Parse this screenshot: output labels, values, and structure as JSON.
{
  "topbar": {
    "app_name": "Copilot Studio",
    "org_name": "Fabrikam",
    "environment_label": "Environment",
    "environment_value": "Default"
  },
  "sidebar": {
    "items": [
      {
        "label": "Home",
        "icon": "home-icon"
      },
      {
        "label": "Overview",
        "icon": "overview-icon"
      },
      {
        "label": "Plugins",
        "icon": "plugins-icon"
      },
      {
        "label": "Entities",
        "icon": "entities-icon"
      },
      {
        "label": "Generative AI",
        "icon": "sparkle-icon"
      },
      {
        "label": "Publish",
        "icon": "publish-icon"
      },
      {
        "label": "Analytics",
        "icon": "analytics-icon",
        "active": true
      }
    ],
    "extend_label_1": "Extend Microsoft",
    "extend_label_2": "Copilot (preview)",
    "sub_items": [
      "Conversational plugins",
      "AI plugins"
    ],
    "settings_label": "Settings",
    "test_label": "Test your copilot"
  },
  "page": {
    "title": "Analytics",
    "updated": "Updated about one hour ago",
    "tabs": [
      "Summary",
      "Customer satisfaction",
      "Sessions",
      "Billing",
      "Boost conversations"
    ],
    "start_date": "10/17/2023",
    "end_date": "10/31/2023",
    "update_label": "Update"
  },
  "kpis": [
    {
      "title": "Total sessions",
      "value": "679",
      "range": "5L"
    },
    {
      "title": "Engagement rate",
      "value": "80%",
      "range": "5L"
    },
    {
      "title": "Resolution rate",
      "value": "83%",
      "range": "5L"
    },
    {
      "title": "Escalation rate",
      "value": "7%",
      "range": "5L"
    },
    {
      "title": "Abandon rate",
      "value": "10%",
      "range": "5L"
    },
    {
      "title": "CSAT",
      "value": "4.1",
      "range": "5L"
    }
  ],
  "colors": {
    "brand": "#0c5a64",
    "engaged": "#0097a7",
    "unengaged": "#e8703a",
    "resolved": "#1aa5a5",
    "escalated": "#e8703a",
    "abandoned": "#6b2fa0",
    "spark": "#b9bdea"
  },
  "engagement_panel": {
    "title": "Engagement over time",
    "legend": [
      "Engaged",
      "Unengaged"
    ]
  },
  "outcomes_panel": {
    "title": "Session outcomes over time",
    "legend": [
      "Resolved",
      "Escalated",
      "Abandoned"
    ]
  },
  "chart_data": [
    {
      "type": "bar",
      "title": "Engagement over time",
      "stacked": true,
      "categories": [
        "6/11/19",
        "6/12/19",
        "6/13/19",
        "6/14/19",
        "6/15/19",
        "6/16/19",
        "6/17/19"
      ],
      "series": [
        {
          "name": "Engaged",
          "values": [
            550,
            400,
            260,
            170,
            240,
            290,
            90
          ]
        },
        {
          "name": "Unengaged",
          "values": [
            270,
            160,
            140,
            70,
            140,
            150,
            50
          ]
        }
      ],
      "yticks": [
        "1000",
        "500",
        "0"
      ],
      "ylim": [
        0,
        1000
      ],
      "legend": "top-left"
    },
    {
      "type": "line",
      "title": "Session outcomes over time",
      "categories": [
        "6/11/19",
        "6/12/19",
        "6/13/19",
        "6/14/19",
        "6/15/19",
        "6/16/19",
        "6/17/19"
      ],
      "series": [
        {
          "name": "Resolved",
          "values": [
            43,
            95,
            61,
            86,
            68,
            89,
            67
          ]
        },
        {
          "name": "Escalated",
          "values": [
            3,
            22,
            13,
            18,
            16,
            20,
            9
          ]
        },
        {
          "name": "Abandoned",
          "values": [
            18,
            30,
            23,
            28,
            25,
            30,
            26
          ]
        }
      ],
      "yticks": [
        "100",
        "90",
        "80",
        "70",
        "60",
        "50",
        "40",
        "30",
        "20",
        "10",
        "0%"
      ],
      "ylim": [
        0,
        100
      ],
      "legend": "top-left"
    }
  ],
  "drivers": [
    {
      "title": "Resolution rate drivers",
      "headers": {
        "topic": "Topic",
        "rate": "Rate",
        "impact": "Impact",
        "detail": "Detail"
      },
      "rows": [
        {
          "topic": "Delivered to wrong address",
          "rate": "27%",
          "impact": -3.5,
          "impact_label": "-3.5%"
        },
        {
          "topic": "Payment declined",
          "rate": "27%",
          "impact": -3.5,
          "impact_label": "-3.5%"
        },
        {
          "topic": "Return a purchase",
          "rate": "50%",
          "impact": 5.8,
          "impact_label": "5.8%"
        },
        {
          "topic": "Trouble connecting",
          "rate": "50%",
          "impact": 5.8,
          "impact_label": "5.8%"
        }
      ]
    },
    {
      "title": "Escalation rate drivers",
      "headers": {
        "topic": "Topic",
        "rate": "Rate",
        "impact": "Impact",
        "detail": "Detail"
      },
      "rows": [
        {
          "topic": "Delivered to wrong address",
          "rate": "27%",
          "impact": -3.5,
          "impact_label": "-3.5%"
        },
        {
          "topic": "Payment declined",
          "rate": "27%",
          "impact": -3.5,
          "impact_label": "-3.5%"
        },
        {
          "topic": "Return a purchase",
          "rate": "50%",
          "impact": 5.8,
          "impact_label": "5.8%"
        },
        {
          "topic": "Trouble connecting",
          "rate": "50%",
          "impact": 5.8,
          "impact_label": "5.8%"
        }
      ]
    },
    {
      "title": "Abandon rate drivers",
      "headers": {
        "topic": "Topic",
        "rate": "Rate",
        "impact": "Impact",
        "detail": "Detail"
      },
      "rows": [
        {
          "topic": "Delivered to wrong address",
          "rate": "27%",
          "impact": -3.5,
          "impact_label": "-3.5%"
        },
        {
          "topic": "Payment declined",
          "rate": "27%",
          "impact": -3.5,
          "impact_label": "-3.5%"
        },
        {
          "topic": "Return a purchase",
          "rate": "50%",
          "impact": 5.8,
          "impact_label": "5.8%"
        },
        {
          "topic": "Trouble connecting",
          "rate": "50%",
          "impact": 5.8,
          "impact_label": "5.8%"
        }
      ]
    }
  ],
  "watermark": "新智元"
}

◆ ◆ ◆ ◆ ◆ ◆ ◆

- **STATED EXERCISE**: All of the material above needs to be copied exactly.

- **WORKED SOLUTION**:
Parse this screenshot: output labels, values, and structure as JSON.
{
  "topbar": {
    "app_name": "Copilot Studio",
    "org_name": "Fabrikam",
    "environment_label": "Environment",
    "environment_value": "Default"
  },
  "sidebar": {
    "items": [
      {
        "label": "Home",
        "icon": "home-icon"
      },
      {
        "label": "Overview",
        "icon": "overview-icon"
      },
      {
        "label": "Plugins",
        "icon": "plugins-icon"
      },
      {
        "label": "Entities",
        "icon": "entities-icon"
      },
      {
        "label": "Generative AI",
        "icon": "sparkle-icon"
      },
      {
        "label": "Publish",
        "icon": "publish-icon"
      },
      {
        "label": "Analytics",
        "icon": "analytics-icon",
        "active": true
      }
    ],
    "extend_label_1": "Extend Microsoft",
    "extend_label_2": "Copilot (preview)",
    "sub_items": [
      "Conversational plugins",
      "AI plugins"
    ],
    "settings_label": "Settings",
    "test_label": "Test your copilot"
  },
  "page": {
    "title": "Analytics",
    "updated": "Updated about one hour ago",
    "tabs": [
      "Summary",
      "Customer satisfaction",
      "Sessions",
      "Billing",
      "Boost conversations"
    ],
    "start_date": "10/17/2023",
    "end_date": "10/31/2023",
    "update_label": "Update"
  },
  "kpis": [
    {
      "title": "Total sessions",
      "value": "679",
      "range": "5L"
    },
    {
      "title": "Engagement rate",
      "value": "80%",
      "range": "5L"
    },
    {
      "title": "Resolution rate",
      "value": "83%",
      "range": "5L"
    },
    {
      "title": "Escalation rate",
      "value": "7%",
      "range": "5L"
    },
    {
      "title": "Abandon rate",
      "value": "10%",
      "range": "5L"
    },
    {
      "title": "CSAT",
      "value": "4.1",
      "range": "5L"
    }
  ],
  "colors": {
    "brand": "#0c5a64",
    "engaged": "#0097a7",
    "unengaged": "#e8703a",
    "resolved": "#1aa5a5",
    "escalated": "#e8703a",
    "abandoned": "#6b2fa0",
    "spark": "#b9bdea"
  },
  "engagement_panel": {
    "title": "Engagement over time",
    "legend": [
      "Engaged",
      "Unengaged"
    ]
  },
  "outcomes_panel": {
    "title": "Session outcomes over time",
    "legend": [
      "Resolved",
      "Escalated",
      "Abandoned"
    ]
  },
  "chart_data": [
    {
      "type": "bar",
      "title": "Engagement over time",
      "stacked": true,
      "categories": [
        "6/11/19",
        "6/12/19",
        "6/13/19",
        "6/14/19",
        "6/15/19",
        "6/16/19",
        "6/17/19"
      ],
      "series": [
        {
          "name": "Engaged",
          "values": [
            550,
            400,
            260,
            170,
            240,
            290,
            90
          ]
        },
        {
          "name": "Unengaged",
          "values": [
            270,
            160,
            140,
            70,
            140,
            150,
            50
          ]
        }
      ],
      "yticks": [
        "1000",
        "500",
        "0"
      ],
      "ylim": [
        0,
        1000
      ],
      "legend": "top-left"
    },
    {
      "type": "line",
      "title": "Session outcomes over time",
      "categories": [
        "6/11/19",
        "6/12/19",
        "6/13/19",
        "6/14/19",
        "6/15/19",
        "6/16/19",
        "6/17/19"
      ],
      "series": [
        {
          "name": "Resolved",
          "values": [
            43,
            95,
            61,
            86,
            68,
            89,
            67
          ]
        },
        {
          "name": "Escalated",
          "values": [
            3,
            22,
            13,
            18,
            16,
            20,
            9
          ]
        },
        {
          "name": "Abandoned",
          "values": [
            18,
            30,
            23,
            28,
            25,
            30,
            26
          ]
        }
      ],
      "yticks": [
        "100",
        "90",
        "80",
        "70",
        "60",
        "50",
        "40",
        "30",
        "20",
        "10",
        "0%"
      ],
      "ylim": [
        0,
        100
      ],
      "legend": "top-left"
    }
  ],
  "drivers": [
    {
      "title": "Resolution rate drivers",
      "headers": {
        "topic": "Topic",
        "rate": "Rate",
        "impact": "Impact",
        "detail": "Detail"
      },
      "rows": [
        {
          "topic": "Delivered to wrong address",
          "rate": "27%",
          "impact": -3.5,
          "impact_label": "-3.5%"
        },
        {
          "topic": "Payment declined",
          "rate": "27%",
          "impact": -3.5,
          "impact_label": "-3.5%"
        },
        {
          "topic": "Return a purchase",
          "rate": "50%",
          "impact": 5.8,
          "impact_label": "5.8%"
        },
        {
          "topic": "Trouble connecting",
          "rate": "50%",
          "impact": 5.8,
          "impact_label": "5.8%"
        }
      ]
    },
    {
      "title": "Escalation rate drivers",
      "headers": {
        "topic": "Topic",
        "rate": "Rate",
        "impact": "Impact",
        "detail": "Detail"
      },
      "rows": [
        {
          "topic": "Delivered to wrong address",
          "rate": "27%",
          "impact": -3.5,
          "impact_label": "-3.5%"
        },
        {
          "topic": "Payment declined",
          "rate": "27%",
          "impact": -3.5,
          "impact_label": "-3.5%"
        },
        {
          "topic": "Return a purchase",
          "rate": "50%",
          "impact": 5.8,
          "impact_label": "5.8%"
        },
        {
          "topic": "Trouble connecting",
          "rate": "50%",
          "impact": 5.8,
          "impact_label": "5.8%"
        }
      ]
    },
    {
      "title": "Abandon rate drivers",
      "headers": {
        "topic": "Topic",
        "rate": "Rate",
        "impact": "Impact",
        "detail": "Detail"
      },
      "rows": [
        {
          "topic": "Delivered to wrong address",
          "rate": "27%",
          "impact": -3.5,
          "impact_label": "-3.5%"
        },
        {
          "topic": "Payment declined",
          "rate": "27%",
          "impact": -3.5,
          "impact_label": "-3.5%"
        },
        {
          "topic": "Return a purchase",
          "rate": "50%",
          "impact": 5.8,
          "impact_label": "5.8%"
        },
        {
          "topic": "Trouble connecting",
          "rate": "50%",
          "impact": 5.8,
          "impact_label": "5.8%"
        }
      ]
    }
  ],
  "watermark": "新智元"
}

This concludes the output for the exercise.